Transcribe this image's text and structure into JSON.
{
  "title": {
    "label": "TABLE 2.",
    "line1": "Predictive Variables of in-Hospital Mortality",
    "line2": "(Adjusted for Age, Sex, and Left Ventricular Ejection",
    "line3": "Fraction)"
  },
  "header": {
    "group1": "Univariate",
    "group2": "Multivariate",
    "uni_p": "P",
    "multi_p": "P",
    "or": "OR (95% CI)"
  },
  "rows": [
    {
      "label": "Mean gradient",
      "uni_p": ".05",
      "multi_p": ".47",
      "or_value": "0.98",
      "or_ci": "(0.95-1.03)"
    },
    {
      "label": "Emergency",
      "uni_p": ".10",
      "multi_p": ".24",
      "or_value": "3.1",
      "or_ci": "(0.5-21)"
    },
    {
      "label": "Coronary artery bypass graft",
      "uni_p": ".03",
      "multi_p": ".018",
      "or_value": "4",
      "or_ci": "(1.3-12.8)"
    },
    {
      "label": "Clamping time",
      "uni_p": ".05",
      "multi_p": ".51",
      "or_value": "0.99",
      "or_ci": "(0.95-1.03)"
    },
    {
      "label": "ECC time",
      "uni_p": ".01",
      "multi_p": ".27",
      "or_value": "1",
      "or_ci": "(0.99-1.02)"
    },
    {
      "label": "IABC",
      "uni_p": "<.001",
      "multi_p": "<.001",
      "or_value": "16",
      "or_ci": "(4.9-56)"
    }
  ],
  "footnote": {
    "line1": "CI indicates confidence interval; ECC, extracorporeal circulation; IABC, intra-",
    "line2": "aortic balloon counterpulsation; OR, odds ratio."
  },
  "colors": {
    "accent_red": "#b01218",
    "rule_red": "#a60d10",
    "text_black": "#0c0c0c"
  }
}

* * * *

**Requirement**. Write the entries again, exactly as they stand.

**Response to this task**.
Transcribe this image's text and structure into JSON.
{
  "title": {
    "label": "TABLE 2.",
    "line1": "Predictive Variables of in-Hospital Mortality",
    "line2": "(Adjusted for Age, Sex, and Left Ventricular Ejection",
    "line3": "Fraction)"
  },
  "header": {
    "group1": "Univariate",
    "group2": "Multivariate",
    "uni_p": "P",
    "multi_p": "P",
    "or": "OR (95% CI)"
  },
  "rows": [
    {
      "label": "Mean gradient",
      "uni_p": ".05",
      "multi_p": ".47",
      "or_value": "0.98",
      "or_ci": "(0.95-1.03)"
    },
    {
      "label": "Emergency",
      "uni_p": ".10",
      "multi_p": ".24",
      "or_value": "3.1",
      "or_ci": "(0.5-21)"
    },
    {
      "label": "Coronary artery bypass graft",
      "uni_p": ".03",
      "multi_p": ".018",
      "or_value": "4",
      "or_ci": "(1.3-12.8)"
    },
    {
      "label": "Clamping time",
      "uni_p": ".05",
      "multi_p": ".51",
      "or_value": "0.99",
      "or_ci": "(0.95-1.03)"
    },
    {
      "label": "ECC time",
      "uni_p": ".01",
      "multi_p": ".27",
      "or_value": "1",
      "or_ci": "(0.99-1.02)"
    },
    {
      "label": "IABC",
      "uni_p": "<.001",
      "multi_p": "<.001",
      "or_value": "16",
      "or_ci": "(4.9-56)"
    }
  ],
  "footnote": {
    "line1": "CI indicates confidence interval; ECC, extracorporeal circulation; IABC, intra-",
    "line2": "aortic balloon counterpulsation; OR, odds ratio."
  },
  "colors": {
    "accent_red": "#b01218",
    "rule_red": "#a60d10",
    "text_black": "#0c0c0c"
  }
}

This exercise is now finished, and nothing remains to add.